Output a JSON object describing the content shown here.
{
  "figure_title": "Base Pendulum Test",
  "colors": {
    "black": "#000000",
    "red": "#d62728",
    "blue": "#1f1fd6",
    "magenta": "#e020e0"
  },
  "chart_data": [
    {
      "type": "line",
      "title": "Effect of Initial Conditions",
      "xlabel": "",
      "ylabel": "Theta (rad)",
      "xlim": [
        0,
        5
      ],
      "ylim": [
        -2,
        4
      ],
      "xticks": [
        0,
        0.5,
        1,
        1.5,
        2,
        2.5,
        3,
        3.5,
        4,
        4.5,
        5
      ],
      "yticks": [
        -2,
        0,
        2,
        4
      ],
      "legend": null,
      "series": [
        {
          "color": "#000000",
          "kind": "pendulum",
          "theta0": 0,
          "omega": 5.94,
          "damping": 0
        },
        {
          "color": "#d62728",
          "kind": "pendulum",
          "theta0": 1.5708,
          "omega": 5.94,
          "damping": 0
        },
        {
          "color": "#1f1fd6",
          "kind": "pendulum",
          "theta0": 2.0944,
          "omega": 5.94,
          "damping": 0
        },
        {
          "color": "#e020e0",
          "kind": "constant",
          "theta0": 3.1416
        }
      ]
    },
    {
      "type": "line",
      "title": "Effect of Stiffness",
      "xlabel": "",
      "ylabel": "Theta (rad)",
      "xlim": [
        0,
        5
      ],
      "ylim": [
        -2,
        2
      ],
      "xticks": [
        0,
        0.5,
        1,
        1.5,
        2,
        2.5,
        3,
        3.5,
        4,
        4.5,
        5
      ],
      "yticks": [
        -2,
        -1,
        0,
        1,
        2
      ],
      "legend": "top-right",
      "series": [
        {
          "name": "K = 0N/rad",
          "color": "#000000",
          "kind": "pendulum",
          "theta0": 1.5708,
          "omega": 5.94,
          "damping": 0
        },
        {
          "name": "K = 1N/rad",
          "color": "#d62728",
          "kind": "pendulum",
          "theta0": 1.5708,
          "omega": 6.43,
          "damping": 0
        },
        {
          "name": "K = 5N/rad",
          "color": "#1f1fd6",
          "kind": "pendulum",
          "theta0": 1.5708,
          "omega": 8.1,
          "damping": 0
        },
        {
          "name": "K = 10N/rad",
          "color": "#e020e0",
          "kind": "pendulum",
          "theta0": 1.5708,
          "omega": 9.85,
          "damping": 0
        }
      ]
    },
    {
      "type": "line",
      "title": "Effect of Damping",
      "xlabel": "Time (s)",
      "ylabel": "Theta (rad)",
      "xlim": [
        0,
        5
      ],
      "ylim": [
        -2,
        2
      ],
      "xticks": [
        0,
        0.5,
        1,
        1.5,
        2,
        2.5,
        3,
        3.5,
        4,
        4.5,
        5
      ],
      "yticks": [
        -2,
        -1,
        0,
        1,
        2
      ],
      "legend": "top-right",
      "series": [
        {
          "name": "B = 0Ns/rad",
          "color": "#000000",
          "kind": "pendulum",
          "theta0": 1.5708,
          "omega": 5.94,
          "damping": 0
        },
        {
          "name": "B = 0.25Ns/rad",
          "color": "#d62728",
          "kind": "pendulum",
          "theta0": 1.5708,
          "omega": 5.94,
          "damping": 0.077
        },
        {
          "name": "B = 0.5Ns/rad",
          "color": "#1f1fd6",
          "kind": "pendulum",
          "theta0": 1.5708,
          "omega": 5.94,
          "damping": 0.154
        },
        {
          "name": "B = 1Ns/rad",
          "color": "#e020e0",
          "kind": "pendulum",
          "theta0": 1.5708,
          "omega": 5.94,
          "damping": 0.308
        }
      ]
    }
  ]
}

• _Problem_: Reproduce the records word for word.

• _Result of the task_:
Output a JSON object describing the content shown here.
{
  "figure_title": "Base Pendulum Test",
  "colors": {
    "black": "#000000",
    "red": "#d62728",
    "blue": "#1f1fd6",
    "magenta": "#e020e0"
  },
  "chart_data": [
    {
      "type": "line",
      "title": "Effect of Initial Conditions",
      "xlabel": "",
      "ylabel": "Theta (rad)",
      "xlim": [
        0,
        5
      ],
      "ylim": [
        -2,
        4
      ],
      "xticks": [
        0,
        0.5,
        1,
        1.5,
        2,
        2.5,
        3,
        3.5,
        4,
        4.5,
        5
      ],
      "yticks": [
        -2,
        0,
        2,
        4
      ],
      "legend": null,
      "series": [
        {
          "color": "#000000",
          "kind": "pendulum",
          "theta0": 0,
          "omega": 5.94,
          "damping": 0
        },
        {
          "color": "#d62728",
          "kind": "pendulum",
          "theta0": 1.5708,
          "omega": 5.94,
          "damping": 0
        },
        {
          "color": "#1f1fd6",
          "kind": "pendulum",
          "theta0": 2.0944,
          "omega": 5.94,
          "damping": 0
        },
        {
          "color": "#e020e0",
          "kind": "constant",
          "theta0": 3.1416
        }
      ]
    },
    {
      "type": "line",
      "title": "Effect of Stiffness",
      "xlabel": "",
      "ylabel": "Theta (rad)",
      "xlim": [
        0,
        5
      ],
      "ylim": [
        -2,
        2
      ],
      "xticks": [
        0,
        0.5,
        1,
        1.5,
        2,
        2.5,
        3,
        3.5,
        4,
        4.5,
        5
      ],
      "yticks": [
        -2,
        -1,
        0,
        1,
        2
      ],
      "legend": "top-right",
      "series": [
        {
          "name": "K = 0N/rad",
          "color": "#000000",
          "kind": "pendulum",
          "theta0": 1.5708,
          "omega": 5.94,
          "damping": 0
        },
        {
          "name": "K = 1N/rad",
          "color": "#d62728",
          "kind": "pendulum",
          "theta0": 1.5708,
          "omega": 6.43,
          "damping": 0
        },
        {
          "name": "K = 5N/rad",
          "color": "#1f1fd6",
          "kind": "pendulum",
          "theta0": 1.5708,
          "omega": 8.1,
          "damping": 0
        },
        {
          "name": "K = 10N/rad",
          "color": "#e020e0",
          "kind": "pendulum",
          "theta0": 1.5708,
          "omega": 9.85,
          "damping": 0
        }
      ]
    },
    {
      "type": "line",
      "title": "Effect of Damping",
      "xlabel": "Time (s)",
      "ylabel": "Theta (rad)",
      "xlim": [
        0,
        5
      ],
      "ylim": [
        -2,
        2
      ],
      "xticks": [
        0,
        0.5,
        1,
        1.5,
        2,
        2.5,
        3,
        3.5,
        4,
        4.5,
        5
      ],
      "yticks": [
        -2,
        -1,
        0,
        1,
        2
      ],
      "legend": "top-right",
      "series": [
        {
          "name": "B = 0Ns/rad",
          "color": "#000000",
          "kind": "pendulum",
          "theta0": 1.5708,
          "omega": 5.94,
          "damping": 0
        },
        {
          "name": "B = 0.25Ns/rad",
          "color": "#d62728",
          "kind": "pendulum",
          "theta0": 1.5708,
          "omega": 5.94,
          "damping": 0.077
        },
        {
          "name": "B = 0.5Ns/rad",
          "color": "#1f1fd6",
          "kind": "pendulum",
          "theta0": 1.5708,
          "omega": 5.94,
          "damping": 0.154
        },
        {
          "name": "B = 1Ns/rad",
          "color": "#e020e0",
          "kind": "pendulum",
          "theta0": 1.5708,
          "omega": 5.94,
          "damping": 0.308
        }
      ]
    }
  ]
}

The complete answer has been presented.